• **Problem requirements**
Reproduce the records below, switching each occurrence of "committee" to "panel" and keeping everything else the same.

::: Information provided

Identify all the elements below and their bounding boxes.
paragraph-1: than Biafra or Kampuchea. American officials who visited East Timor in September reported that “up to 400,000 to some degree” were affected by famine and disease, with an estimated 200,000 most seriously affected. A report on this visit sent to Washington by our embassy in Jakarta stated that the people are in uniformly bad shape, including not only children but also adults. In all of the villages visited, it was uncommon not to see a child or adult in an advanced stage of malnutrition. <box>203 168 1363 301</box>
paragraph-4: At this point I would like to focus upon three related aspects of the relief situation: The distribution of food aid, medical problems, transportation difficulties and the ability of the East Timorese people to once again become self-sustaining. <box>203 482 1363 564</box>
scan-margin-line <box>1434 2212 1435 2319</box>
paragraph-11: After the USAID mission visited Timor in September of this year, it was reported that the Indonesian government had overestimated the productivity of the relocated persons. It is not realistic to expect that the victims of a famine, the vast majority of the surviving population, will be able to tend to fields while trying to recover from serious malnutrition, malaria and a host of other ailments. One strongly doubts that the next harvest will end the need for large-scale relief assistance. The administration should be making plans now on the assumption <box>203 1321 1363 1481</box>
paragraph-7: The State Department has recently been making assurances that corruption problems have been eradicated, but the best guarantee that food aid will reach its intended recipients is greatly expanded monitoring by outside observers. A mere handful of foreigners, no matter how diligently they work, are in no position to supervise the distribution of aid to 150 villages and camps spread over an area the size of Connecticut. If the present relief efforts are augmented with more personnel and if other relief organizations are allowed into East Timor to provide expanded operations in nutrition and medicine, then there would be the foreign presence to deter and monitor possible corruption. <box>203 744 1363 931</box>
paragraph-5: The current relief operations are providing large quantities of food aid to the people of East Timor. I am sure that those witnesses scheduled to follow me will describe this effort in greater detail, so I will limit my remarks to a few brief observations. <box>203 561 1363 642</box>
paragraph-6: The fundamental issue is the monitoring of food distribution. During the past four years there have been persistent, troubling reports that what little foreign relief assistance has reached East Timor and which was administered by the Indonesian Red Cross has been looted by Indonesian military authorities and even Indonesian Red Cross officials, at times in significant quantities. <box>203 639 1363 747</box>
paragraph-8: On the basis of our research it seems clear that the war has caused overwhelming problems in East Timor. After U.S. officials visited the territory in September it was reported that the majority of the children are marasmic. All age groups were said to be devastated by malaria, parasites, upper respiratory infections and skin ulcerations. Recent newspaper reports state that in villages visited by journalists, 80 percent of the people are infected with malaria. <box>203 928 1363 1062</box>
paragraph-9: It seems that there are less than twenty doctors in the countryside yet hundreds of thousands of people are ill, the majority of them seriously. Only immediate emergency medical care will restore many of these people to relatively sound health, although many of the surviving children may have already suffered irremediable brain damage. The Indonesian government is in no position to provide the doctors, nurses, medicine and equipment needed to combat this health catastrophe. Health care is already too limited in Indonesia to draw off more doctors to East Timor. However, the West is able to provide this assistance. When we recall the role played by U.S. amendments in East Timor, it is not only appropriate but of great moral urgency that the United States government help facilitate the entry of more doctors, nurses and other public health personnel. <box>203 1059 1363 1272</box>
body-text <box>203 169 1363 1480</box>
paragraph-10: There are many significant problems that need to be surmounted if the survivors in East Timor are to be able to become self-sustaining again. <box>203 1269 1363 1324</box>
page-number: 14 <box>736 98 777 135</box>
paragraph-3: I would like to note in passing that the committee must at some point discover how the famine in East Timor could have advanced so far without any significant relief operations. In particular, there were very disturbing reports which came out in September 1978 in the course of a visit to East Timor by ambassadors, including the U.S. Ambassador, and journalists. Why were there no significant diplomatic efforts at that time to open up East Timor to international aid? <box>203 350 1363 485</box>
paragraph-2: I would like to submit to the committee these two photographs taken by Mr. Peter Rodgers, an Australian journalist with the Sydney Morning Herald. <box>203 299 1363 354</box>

::::::

• **Solution for this problem**
Identify all the elements below and their bounding boxes.
paragraph-1: than Biafra or Kampuchea. American officials who visited East Timor in September reported that “up to 400,000 to some degree” were affected by famine and disease, with an estimated 200,000 most seriously affected. A report on this visit sent to Washington by our embassy in Jakarta stated that the people are in uniformly bad shape, including not only children but also adults. In all of the villages visited, it was uncommon not to see a child or adult in an advanced stage of malnutrition. <box>203 168 1363 301</box>
paragraph-4: At this point I would like to focus upon three related aspects of the relief situation: The distribution of food aid, medical problems, transportation difficulties and the ability of the East Timorese people to once again become self-sustaining. <box>203 482 1363 564</box>
scan-margin-line <box>1434 2212 1435 2319</box>
paragraph-11: After the USAID mission visited Timor in September of this year, it was reported that the Indonesian government had overestimated the productivity of the relocated persons. It is not realistic to expect that the victims of a famine, the vast majority of the surviving population, will be able to tend to fields while trying to recover from serious malnutrition, malaria and a host of other ailments. One strongly doubts that the next harvest will end the need for large-scale relief assistance. The administration should be making plans now on the assumption <box>203 1321 1363 1481</box>
paragraph-7: The State Department has recently been making assurances that corruption problems have been eradicated, but the best guarantee that food aid will reach its intended recipients is greatly expanded monitoring by outside observers. A mere handful of foreigners, no matter how diligently they work, are in no position to supervise the distribution of aid to 150 villages and camps spread over an area the size of Connecticut. If the present relief efforts are augmented with more personnel and if other relief organizations are allowed into East Timor to provide expanded operations in nutrition and medicine, then there would be the foreign presence to deter and monitor possible corruption. <box>203 744 1363 931</box>
paragraph-5: The current relief operations are providing large quantities of food aid to the people of East Timor. I am sure that those witnesses scheduled to follow me will describe this effort in greater detail, so I will limit my remarks to a few brief observations. <box>203 561 1363 642</box>
paragraph-6: The fundamental issue is the monitoring of food distribution. During the past four years there have been persistent, troubling reports that what little foreign relief assistance has reached East Timor and which was administered by the Indonesian Red Cross has been looted by Indonesian military authorities and even Indonesian Red Cross officials, at times in significant quantities. <box>203 639 1363 747</box>
paragraph-8: On the basis of our research it seems clear that the war has caused overwhelming problems in East Timor. After U.S. officials visited the territory in September it was reported that the majority of the children are marasmic. All age groups were said to be devastated by malaria, parasites, upper respiratory infections and skin ulcerations. Recent newspaper reports state that in villages visited by journalists, 80 percent of the people are infected with malaria. <box>203 928 1363 1062</box>
paragraph-9: It seems that there are less than twenty doctors in the countryside yet hundreds of thousands of people are ill, the majority of them seriously. Only immediate emergency medical care will restore many of these people to relatively sound health, although many of the surviving children may have already suffered irremediable brain damage. The Indonesian government is in no position to provide the doctors, nurses, medicine and equipment needed to combat this health catastrophe. Health care is already too limited in Indonesia to draw off more doctors to East Timor. However, the West is able to provide this assistance. When we recall the role played by U.S. amendments in East Timor, it is not only appropriate but of great moral urgency that the United States government help facilitate the entry of more doctors, nurses and other public health personnel. <box>203 1059 1363 1272</box>
body-text <box>203 169 1363 1480</box>
paragraph-10: There are many significant problems that need to be surmounted if the survivors in East Timor are to be able to become self-sustaining again. <box>203 1269 1363 1324</box>
page-number: 14 <box>736 98 777 135</box>
paragraph-3: I would like to note in passing that the panel must at some point discover how the famine in East Timor could have advanced so far without any significant relief operations. In particular, there were very disturbing reports which came out in September 1978 in the course of a visit to East Timor by ambassadors, including the U.S. Ambassador, and journalists. Why were there no significant diplomatic efforts at that time to open up East Timor to international aid? <box>203 350 1363 485</box>
paragraph-2: I would like to submit to the panel these two photographs taken by Mr. Peter Rodgers, an Australian journalist with the Sydney Morning Herald. <box>203 299 1363 354</box>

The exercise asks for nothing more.